**What to do**
Can you reproduce every one of the rows below word for word, leaving the pictures out?

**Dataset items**
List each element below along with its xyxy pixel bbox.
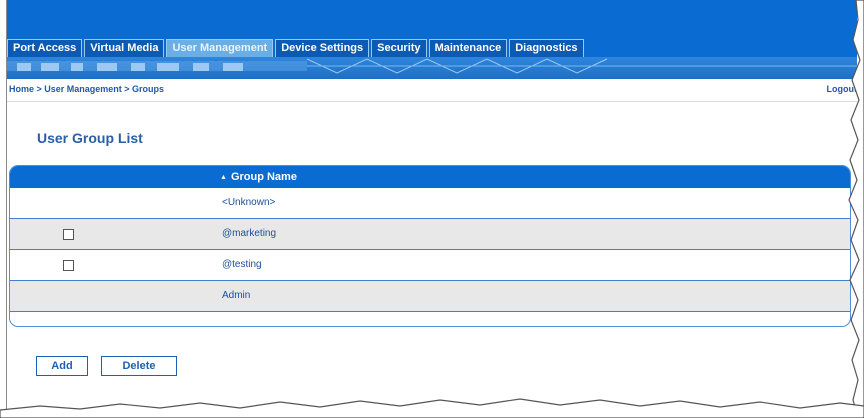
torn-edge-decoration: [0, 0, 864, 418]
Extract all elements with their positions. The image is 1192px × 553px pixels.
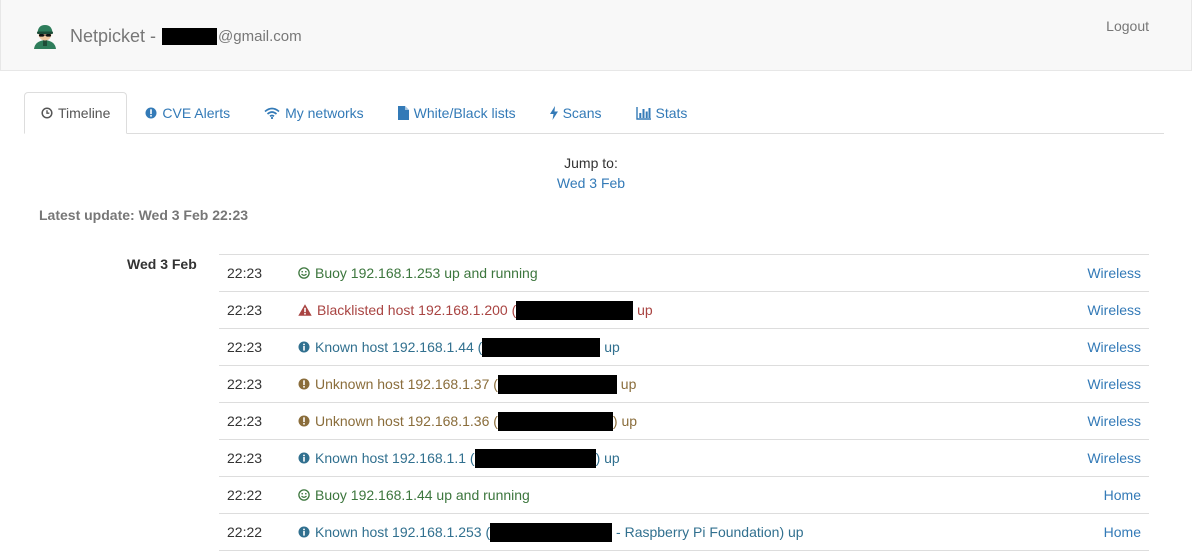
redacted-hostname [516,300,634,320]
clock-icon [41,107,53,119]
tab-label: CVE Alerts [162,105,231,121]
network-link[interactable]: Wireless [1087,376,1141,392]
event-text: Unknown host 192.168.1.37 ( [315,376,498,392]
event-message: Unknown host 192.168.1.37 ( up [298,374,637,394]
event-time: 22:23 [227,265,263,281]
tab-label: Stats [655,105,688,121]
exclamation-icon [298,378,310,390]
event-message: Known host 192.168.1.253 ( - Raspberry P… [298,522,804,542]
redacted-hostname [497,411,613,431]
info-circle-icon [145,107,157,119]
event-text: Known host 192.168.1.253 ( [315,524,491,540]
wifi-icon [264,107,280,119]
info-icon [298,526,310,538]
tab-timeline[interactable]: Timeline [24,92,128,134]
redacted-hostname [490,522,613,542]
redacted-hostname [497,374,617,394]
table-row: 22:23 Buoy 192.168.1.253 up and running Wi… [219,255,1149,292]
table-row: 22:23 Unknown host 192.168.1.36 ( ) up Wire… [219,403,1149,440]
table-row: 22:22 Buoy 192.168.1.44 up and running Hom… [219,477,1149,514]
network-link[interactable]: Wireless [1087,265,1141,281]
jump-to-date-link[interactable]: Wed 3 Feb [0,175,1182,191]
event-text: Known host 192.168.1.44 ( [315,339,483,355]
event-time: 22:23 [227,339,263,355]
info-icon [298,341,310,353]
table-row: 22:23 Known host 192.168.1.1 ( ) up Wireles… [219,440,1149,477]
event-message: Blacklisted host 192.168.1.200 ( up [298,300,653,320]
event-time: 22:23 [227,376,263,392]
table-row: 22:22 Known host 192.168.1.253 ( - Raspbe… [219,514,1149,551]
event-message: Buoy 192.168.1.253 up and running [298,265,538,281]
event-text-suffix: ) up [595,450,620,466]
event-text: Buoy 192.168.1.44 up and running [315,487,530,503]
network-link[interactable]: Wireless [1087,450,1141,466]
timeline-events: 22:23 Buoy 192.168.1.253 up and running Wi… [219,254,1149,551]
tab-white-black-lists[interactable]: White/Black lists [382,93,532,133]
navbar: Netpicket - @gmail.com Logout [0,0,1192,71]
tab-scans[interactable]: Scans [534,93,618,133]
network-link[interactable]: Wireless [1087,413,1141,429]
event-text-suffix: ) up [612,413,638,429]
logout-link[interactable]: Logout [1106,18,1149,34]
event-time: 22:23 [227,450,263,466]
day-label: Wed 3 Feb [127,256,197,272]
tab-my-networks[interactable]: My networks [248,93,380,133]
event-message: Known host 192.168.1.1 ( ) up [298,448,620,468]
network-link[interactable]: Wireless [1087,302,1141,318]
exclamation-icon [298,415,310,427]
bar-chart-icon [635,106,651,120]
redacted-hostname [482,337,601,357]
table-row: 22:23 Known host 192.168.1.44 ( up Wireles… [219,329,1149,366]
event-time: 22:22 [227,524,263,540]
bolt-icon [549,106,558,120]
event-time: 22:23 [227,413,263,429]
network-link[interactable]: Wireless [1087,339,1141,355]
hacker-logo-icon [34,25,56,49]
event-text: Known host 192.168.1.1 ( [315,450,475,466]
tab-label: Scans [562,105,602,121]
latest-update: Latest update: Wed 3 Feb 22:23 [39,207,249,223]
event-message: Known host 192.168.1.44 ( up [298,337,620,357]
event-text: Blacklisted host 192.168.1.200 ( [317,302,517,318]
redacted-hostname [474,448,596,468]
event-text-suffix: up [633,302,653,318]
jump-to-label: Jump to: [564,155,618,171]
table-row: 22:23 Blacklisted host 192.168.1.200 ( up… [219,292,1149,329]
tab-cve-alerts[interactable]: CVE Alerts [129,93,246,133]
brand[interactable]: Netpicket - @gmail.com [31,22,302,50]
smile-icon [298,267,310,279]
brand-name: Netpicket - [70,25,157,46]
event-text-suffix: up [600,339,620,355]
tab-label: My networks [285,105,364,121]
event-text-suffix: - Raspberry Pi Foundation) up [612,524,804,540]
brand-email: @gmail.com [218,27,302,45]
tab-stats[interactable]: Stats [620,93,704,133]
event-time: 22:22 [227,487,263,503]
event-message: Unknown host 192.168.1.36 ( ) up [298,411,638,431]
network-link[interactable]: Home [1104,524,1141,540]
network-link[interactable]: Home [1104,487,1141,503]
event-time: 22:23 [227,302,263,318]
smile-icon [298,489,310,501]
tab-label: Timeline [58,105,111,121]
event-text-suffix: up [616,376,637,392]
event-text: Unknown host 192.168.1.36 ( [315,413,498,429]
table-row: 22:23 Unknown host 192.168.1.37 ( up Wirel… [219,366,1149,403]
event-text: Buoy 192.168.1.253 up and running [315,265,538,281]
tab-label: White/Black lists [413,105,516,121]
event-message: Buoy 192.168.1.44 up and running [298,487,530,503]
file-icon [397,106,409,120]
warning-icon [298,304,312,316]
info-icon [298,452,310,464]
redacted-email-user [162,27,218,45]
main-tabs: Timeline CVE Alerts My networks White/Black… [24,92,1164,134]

**Reply**
List each element below along with its xyxy pixel bbox.
torn-edge-decoration: [0, 0, 864, 418]
Extract all elements with their positions. The image is 1192px × 553px pixels.
redacted-hostname [516,300,634,320]
clock-icon [41,107,53,119]
tab-label: CVE Alerts [162,105,231,121]
network-link[interactable]: Wireless [1087,376,1141,392]
event-text: Unknown host 192.168.1.37 ( [315,376,498,392]
event-message: Unknown host 192.168.1.37 ( up [298,374,637,394]
event-time: 22:23 [227,265,263,281]
tab-label: Stats [655,105,688,121]
exclamation-icon [298,378,310,390]
event-message: Known host 192.168.1.253 ( - Raspberry P… [298,522,804,542]
redacted-hostname [497,411,613,431]
info-circle-icon [145,107,157,119]
event-text: Known host 192.168.1.253 ( [315,524,491,540]
wifi-icon [264,107,280,119]
info-icon [298,526,310,538]
tab-timeline[interactable]: Timeline [24,92,128,134]
redacted-hostname [490,522,613,542]
redacted-hostname [497,374,617,394]
table-row: 22:23 Buoy 192.168.1.253 up and running Wi… [219,255,1149,292]
table-row: 22:23 Unknown host 192.168.1.36 ( ) up Wire… [219,403,1149,440]
table-row: 22:22 Buoy 192.168.1.44 up and running Hom… [219,477,1149,514]
network-link[interactable]: Wireless [1087,265,1141,281]
jump-to-date-link[interactable]: Wed 3 Feb [0,175,1182,191]
event-text: Known host 192.168.1.44 ( [315,339,483,355]
event-time: 22:23 [227,339,263,355]
info-icon [298,341,310,353]
table-row: 22:23 Known host 192.168.1.1 ( ) up Wireles… [219,440,1149,477]
event-message: Blacklisted host 192.168.1.200 ( up [298,300,653,320]
event-time: 22:23 [227,376,263,392]
table-row: 22:22 Known host 192.168.1.253 ( - Raspbe… [219,514,1149,551]
event-message: Buoy 192.168.1.253 up and running [298,265,538,281]
event-text-suffix: ) up [595,450,620,466]
event-text: Buoy 192.168.1.44 up and running [315,487,530,503]
network-link[interactable]: Wireless [1087,450,1141,466]
timeline-events: 22:23 Buoy 192.168.1.253 up and running Wi… [219,254,1149,551]
tab-white-black-lists[interactable]: White/Black lists [382,93,532,133]
navbar: Netpicket - @gmail.com Logout [0,0,1192,71]
tab-scans[interactable]: Scans [534,93,618,133]
network-link[interactable]: Wireless [1087,413,1141,429]
event-text-suffix: ) up [612,413,638,429]
logout-link[interactable]: Logout [1106,18,1149,34]
event-time: 22:23 [227,450,263,466]
day-label: Wed 3 Feb [127,256,197,272]
tab-my-networks[interactable]: My networks [248,93,380,133]
event-message: Known host 192.168.1.1 ( ) up [298,448,620,468]
network-link[interactable]: Wireless [1087,302,1141,318]
exclamation-icon [298,415,310,427]
bar-chart-icon [635,106,651,120]
redacted-hostname [482,337,601,357]
table-row: 22:23 Known host 192.168.1.44 ( up Wireles… [219,329,1149,366]
event-time: 22:22 [227,524,263,540]
bolt-icon [549,106,558,120]
event-time: 22:23 [227,413,263,429]
network-link[interactable]: Wireless [1087,339,1141,355]
hacker-logo-icon [34,25,56,49]
event-text: Known host 192.168.1.1 ( [315,450,475,466]
tab-label: Scans [562,105,602,121]
latest-update: Latest update: Wed 3 Feb 22:23 [39,207,249,223]
event-message: Known host 192.168.1.44 ( up [298,337,620,357]
event-text: Blacklisted host 192.168.1.200 ( [317,302,517,318]
redacted-hostname [474,448,596,468]
event-text-suffix: up [633,302,653,318]
jump-to-label: Jump to: [564,155,618,171]
table-row: 22:23 Blacklisted host 192.168.1.200 ( up… [219,292,1149,329]
tab-cve-alerts[interactable]: CVE Alerts [129,93,246,133]
brand[interactable]: Netpicket - @gmail.com [31,22,302,50]
smile-icon [298,267,310,279]
brand-name: Netpicket - [70,25,157,46]
event-text-suffix: up [600,339,620,355]
tab-label: My networks [285,105,364,121]
event-text-suffix: - Raspberry Pi Foundation) up [612,524,804,540]
brand-email: @gmail.com [218,27,302,45]
tab-stats[interactable]: Stats [620,93,704,133]
event-time: 22:22 [227,487,263,503]
event-message: Unknown host 192.168.1.36 ( ) up [298,411,638,431]
network-link[interactable]: Home [1104,524,1141,540]
network-link[interactable]: Home [1104,487,1141,503]
event-time: 22:23 [227,302,263,318]
smile-icon [298,489,310,501]
tab-label: Timeline [58,105,111,121]
event-text-suffix: up [616,376,637,392]
event-text: Unknown host 192.168.1.36 ( [315,413,498,429]
table-row: 22:23 Unknown host 192.168.1.37 ( up Wirel… [219,366,1149,403]
event-text: Buoy 192.168.1.253 up and running [315,265,538,281]
tab-label: White/Black lists [413,105,516,121]
event-message: Buoy 192.168.1.44 up and running [298,487,530,503]
file-icon [397,106,409,120]
warning-icon [298,304,312,316]
info-icon [298,452,310,464]
redacted-email-user [162,27,218,45]
main-tabs: Timeline CVE Alerts My networks White/Black… [24,92,1164,134]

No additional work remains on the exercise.